(Stored data)

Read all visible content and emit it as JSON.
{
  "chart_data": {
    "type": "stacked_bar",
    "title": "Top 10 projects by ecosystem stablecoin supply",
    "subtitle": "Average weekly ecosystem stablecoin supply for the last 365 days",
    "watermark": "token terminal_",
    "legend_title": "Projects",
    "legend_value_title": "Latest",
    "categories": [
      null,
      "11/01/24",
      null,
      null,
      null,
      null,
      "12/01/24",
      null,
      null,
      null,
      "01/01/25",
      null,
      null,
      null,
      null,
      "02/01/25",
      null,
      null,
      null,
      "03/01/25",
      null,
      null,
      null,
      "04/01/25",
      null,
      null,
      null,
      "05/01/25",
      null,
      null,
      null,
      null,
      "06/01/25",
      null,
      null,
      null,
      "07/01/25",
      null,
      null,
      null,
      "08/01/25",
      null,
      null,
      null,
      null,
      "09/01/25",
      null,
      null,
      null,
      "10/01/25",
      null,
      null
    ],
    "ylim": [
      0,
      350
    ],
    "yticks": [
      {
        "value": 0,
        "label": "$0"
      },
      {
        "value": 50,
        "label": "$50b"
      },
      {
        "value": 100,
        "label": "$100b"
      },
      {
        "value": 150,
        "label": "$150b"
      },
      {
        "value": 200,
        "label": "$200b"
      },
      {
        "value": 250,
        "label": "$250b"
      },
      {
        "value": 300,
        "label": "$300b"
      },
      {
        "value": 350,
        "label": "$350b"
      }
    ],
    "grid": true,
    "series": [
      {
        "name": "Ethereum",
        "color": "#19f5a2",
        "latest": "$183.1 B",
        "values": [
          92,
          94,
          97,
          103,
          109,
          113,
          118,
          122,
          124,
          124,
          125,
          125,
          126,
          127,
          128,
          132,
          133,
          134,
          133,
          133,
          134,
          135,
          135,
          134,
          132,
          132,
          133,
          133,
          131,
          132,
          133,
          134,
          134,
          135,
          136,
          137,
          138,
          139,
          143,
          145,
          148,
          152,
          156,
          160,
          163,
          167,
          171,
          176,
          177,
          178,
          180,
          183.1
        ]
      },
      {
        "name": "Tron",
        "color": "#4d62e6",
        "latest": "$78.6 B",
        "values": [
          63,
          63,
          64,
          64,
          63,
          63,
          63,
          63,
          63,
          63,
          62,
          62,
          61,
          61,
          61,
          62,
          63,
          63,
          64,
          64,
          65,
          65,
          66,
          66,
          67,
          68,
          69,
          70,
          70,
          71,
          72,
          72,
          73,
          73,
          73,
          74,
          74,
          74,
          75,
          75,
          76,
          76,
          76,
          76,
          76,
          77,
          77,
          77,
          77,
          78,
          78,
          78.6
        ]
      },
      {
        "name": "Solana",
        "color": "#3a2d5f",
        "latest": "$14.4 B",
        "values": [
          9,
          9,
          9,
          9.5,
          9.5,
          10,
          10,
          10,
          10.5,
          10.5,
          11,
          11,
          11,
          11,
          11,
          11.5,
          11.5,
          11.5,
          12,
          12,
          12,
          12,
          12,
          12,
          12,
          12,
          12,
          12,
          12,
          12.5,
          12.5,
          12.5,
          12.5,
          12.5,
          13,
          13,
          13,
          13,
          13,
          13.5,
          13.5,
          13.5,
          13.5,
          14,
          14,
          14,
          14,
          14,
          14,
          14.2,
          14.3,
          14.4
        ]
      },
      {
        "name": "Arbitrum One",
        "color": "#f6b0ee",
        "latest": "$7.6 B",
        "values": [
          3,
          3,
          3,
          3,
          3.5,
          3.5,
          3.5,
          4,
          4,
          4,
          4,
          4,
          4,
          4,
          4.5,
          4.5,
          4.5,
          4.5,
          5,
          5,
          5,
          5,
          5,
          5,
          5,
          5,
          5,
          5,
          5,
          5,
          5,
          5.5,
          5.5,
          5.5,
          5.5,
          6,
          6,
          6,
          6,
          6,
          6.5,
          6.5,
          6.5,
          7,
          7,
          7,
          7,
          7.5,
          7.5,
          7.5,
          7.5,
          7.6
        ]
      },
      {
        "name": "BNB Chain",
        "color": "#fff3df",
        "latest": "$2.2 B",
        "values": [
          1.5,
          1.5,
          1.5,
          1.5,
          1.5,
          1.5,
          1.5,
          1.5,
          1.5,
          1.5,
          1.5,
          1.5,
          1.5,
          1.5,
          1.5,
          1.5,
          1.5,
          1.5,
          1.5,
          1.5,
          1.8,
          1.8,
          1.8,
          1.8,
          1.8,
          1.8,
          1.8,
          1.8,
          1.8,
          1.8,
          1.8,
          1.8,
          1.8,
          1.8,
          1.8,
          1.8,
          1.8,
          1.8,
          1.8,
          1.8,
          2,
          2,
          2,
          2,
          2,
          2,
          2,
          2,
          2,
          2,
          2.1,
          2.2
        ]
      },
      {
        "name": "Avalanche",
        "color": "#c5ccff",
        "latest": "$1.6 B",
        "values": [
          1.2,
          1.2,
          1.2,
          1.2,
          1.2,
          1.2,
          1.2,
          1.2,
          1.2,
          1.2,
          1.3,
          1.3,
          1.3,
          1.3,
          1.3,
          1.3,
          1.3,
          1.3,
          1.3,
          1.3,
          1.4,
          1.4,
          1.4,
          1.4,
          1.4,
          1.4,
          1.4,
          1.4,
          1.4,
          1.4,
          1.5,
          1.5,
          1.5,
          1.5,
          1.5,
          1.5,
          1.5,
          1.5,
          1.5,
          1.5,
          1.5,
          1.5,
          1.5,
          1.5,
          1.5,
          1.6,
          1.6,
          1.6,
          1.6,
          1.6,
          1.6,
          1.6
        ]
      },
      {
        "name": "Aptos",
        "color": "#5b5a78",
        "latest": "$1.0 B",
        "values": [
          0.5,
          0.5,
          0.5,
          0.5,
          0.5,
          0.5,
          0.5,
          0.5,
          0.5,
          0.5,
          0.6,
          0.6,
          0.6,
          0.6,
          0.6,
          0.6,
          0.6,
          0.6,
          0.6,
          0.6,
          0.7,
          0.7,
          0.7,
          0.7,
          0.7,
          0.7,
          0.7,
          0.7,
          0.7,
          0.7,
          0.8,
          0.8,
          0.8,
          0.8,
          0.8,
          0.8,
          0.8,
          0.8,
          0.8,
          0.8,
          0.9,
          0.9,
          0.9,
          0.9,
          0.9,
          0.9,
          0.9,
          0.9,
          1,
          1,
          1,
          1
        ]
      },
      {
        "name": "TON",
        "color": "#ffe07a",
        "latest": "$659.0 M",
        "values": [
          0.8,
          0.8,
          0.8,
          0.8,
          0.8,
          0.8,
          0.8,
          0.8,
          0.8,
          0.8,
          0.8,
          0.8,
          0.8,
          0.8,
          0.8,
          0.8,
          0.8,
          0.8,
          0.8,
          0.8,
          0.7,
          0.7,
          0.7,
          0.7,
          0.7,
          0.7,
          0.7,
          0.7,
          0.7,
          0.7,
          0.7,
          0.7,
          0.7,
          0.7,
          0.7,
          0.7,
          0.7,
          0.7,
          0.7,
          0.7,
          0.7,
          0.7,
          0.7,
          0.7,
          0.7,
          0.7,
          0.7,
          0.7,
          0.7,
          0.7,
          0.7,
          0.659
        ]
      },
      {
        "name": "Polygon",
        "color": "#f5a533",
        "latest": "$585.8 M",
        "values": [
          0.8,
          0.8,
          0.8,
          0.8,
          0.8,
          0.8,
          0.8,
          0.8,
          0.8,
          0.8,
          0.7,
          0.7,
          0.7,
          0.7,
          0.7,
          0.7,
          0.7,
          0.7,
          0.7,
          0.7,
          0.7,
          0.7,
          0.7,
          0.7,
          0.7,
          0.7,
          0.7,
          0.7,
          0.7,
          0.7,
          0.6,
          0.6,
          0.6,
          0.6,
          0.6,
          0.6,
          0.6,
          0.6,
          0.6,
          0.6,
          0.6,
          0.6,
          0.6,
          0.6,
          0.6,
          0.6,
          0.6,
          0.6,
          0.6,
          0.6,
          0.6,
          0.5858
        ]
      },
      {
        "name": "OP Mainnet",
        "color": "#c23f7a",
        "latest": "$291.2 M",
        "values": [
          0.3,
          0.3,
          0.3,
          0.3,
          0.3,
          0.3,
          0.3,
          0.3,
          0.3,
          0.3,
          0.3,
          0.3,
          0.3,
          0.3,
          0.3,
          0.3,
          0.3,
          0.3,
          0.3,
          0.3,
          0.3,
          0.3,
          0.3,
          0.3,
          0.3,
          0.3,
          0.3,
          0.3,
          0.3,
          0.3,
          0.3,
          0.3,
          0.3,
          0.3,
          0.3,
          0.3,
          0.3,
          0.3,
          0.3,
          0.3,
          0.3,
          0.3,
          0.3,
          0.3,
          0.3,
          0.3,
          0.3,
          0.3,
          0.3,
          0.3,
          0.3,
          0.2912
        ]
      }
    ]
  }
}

__Directive__.
For each line in the data above that contains the string "label", extract the line.

__Response to the exercise__.
        "label": "$0"
        "label": "$50b"
        "label": "$100b"
        "label": "$150b"
        "label": "$200b"
        "label": "$250b"
        "label": "$300b"
        "label": "$350b"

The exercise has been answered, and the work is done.